> **Work to complete**
Find the lines that hold the word "compared" and return them.

> **Extracted information**
########

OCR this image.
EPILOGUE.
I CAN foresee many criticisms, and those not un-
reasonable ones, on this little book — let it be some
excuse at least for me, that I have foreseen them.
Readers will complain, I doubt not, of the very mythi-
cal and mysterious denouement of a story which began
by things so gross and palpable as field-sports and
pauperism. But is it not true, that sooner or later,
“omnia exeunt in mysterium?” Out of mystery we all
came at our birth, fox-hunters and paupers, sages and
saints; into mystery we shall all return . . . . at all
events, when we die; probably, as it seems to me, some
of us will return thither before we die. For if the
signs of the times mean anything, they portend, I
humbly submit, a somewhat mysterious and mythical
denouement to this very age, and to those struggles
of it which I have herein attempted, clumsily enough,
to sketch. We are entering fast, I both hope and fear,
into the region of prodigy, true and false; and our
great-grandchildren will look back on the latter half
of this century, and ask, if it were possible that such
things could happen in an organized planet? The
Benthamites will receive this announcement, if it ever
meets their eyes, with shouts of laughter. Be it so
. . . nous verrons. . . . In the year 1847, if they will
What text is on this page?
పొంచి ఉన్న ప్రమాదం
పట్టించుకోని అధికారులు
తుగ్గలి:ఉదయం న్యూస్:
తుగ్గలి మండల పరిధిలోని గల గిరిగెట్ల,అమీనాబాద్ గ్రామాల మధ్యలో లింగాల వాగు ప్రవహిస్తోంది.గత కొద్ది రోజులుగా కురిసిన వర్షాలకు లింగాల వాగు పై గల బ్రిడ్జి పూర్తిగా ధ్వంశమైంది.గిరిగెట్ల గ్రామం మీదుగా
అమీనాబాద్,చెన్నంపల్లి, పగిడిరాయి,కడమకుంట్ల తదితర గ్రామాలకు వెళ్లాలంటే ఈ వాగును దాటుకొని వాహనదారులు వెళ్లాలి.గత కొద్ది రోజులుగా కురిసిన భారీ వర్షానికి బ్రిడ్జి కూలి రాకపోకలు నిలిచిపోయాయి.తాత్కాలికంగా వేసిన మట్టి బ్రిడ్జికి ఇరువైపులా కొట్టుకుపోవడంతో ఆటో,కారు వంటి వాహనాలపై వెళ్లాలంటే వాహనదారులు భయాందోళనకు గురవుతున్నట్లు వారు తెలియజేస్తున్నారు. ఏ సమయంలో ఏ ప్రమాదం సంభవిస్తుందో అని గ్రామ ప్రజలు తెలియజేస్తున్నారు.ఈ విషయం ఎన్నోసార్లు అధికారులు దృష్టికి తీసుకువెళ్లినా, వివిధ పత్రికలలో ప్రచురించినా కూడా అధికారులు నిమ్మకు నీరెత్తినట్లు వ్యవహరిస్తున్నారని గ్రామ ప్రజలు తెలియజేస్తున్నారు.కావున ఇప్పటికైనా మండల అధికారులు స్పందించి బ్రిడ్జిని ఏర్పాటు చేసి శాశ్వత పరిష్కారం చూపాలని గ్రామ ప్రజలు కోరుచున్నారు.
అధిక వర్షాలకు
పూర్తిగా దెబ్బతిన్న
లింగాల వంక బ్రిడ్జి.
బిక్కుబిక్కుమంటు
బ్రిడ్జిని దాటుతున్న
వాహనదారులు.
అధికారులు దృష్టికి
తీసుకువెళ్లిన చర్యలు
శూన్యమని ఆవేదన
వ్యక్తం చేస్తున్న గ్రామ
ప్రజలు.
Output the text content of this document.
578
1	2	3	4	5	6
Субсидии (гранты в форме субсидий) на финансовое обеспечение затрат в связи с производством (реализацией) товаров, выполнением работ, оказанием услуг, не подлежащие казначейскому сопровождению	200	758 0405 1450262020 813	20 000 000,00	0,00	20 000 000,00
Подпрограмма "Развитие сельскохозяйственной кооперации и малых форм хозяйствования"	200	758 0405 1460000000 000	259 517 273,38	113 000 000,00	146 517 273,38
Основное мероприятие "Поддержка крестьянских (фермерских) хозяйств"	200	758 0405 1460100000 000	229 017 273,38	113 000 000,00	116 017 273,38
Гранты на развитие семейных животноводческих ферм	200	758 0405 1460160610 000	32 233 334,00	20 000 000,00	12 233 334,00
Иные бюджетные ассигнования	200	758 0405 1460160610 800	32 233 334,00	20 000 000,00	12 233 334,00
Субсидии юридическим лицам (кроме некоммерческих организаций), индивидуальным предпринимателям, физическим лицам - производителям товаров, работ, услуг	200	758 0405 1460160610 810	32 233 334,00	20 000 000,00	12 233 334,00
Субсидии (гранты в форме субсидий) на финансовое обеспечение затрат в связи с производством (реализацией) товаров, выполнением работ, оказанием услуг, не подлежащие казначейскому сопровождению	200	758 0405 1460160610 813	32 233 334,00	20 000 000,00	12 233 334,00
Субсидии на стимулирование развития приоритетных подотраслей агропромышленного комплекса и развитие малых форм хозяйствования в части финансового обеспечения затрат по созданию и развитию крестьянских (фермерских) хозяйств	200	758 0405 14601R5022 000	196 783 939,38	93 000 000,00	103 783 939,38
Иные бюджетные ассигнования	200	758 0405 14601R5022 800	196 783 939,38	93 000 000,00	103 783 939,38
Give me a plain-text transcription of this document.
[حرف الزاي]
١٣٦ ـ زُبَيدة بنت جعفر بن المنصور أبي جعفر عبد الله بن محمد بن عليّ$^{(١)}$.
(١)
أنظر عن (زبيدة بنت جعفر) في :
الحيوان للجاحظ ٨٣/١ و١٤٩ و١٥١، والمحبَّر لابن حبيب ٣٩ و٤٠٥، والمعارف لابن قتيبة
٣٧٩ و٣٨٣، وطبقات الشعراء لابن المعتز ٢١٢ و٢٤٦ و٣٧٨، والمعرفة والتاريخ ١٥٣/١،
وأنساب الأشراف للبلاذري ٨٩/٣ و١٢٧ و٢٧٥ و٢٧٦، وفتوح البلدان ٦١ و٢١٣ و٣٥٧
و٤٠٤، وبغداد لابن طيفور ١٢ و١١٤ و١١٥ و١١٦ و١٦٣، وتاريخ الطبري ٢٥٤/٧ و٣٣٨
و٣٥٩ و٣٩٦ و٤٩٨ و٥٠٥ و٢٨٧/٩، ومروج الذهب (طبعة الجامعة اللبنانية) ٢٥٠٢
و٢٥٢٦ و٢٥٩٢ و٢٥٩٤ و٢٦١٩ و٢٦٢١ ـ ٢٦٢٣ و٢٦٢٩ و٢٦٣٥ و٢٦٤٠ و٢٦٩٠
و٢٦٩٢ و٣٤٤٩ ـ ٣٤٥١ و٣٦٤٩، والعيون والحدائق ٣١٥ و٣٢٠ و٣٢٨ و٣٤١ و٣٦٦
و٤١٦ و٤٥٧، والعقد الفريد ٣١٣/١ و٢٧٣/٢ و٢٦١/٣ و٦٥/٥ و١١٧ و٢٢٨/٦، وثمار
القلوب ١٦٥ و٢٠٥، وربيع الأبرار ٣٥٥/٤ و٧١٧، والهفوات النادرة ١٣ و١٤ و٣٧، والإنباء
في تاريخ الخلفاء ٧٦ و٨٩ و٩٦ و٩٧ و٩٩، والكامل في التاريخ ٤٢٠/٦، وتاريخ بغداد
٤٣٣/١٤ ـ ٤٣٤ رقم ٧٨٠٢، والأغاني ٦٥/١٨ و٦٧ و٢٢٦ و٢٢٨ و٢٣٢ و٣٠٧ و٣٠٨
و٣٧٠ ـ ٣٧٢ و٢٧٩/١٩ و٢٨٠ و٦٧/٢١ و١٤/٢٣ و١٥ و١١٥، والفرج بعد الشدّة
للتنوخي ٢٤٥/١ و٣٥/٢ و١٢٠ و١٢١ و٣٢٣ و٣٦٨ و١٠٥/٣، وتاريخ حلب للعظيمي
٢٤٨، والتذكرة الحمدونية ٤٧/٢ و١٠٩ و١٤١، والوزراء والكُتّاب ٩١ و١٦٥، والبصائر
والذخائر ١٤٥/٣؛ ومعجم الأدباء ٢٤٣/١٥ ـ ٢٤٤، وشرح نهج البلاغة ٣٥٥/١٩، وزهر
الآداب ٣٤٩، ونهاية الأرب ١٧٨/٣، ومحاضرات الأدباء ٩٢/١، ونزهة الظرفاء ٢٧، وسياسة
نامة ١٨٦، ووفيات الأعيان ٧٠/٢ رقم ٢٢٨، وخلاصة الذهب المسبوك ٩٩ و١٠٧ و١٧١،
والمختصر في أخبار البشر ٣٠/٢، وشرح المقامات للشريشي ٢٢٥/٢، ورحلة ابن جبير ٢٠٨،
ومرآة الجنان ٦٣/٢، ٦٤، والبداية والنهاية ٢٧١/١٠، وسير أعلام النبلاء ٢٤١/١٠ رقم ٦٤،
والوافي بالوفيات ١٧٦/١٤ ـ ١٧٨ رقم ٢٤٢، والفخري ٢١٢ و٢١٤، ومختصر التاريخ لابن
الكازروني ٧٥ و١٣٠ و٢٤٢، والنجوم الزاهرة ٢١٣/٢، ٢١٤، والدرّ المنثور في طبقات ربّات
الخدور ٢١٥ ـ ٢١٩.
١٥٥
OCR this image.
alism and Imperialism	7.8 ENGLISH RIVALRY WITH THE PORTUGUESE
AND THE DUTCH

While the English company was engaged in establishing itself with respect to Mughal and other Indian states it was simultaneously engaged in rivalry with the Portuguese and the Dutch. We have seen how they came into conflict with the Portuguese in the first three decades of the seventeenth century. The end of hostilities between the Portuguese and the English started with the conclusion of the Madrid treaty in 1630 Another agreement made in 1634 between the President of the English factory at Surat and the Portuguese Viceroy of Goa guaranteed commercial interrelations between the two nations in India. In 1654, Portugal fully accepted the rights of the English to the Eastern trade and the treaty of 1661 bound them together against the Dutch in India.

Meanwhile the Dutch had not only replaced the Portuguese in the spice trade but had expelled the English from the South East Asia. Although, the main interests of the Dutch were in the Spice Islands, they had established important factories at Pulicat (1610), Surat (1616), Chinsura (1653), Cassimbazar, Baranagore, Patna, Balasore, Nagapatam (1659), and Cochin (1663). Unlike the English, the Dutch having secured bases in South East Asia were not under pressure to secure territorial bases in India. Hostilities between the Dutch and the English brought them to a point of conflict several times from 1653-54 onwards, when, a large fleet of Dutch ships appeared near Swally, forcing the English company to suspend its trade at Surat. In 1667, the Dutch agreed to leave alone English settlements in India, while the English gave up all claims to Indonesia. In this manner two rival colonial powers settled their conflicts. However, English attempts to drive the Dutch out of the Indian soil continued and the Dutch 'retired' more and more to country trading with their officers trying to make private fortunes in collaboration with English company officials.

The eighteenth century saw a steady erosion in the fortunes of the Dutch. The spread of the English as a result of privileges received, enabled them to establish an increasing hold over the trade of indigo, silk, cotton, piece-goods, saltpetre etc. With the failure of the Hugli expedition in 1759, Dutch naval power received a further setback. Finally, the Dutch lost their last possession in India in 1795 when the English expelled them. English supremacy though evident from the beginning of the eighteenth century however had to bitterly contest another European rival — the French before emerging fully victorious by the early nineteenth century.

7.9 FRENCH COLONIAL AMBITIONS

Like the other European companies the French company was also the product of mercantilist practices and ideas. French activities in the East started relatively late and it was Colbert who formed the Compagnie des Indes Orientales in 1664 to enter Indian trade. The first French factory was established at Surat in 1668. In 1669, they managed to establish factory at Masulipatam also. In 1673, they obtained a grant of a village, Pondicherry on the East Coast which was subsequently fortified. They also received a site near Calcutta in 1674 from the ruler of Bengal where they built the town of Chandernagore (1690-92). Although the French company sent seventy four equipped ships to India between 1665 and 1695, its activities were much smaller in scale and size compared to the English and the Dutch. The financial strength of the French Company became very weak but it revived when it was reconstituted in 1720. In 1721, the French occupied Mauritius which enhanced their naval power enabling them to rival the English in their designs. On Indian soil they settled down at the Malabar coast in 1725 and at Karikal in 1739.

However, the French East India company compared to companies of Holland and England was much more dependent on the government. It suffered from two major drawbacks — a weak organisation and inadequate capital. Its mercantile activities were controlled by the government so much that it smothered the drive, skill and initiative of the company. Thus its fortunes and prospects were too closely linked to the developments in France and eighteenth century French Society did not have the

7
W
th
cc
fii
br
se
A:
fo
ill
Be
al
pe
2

########

> **The response**
Like the other European companies the French company was also the product of mercantilist practices and ideas. French activities in the East started relatively late and it was Colbert who formed the Compagnie des Indes Orientales in 1664 to enter Indian trade. The first French factory was established at Surat in 1668. In 1669, they managed to establish factory at Masulipatam also. In 1673, they obtained a grant of a village, Pondicherry on the East Coast which was subsequently fortified. They also received a site near Calcutta in 1674 from the ruler of Bengal where they built the town of Chandernagore (1690-92). Although the French company sent seventy four equipped ships to India between 1665 and 1695, its activities were much smaller in scale and size compared to the English and the Dutch. The financial strength of the French Company became very weak but it revived when it was reconstituted in 1720. In 1721, the French occupied Mauritius which enhanced their naval power enabling them to rival the English in their designs. On Indian soil they settled down at the Malabar coast in 1725 and at Karikal in 1739.
However, the French East India company compared to companies of Holland and England was much more dependent on the government. It suffered from two major drawbacks — a weak organisation and inadequate capital. Its mercantile activities were controlled by the government so much that it smothered the drive, skill and initiative of the company. Thus its fortunes and prospects were too closely linked to the developments in France and eighteenth century French Society did not have the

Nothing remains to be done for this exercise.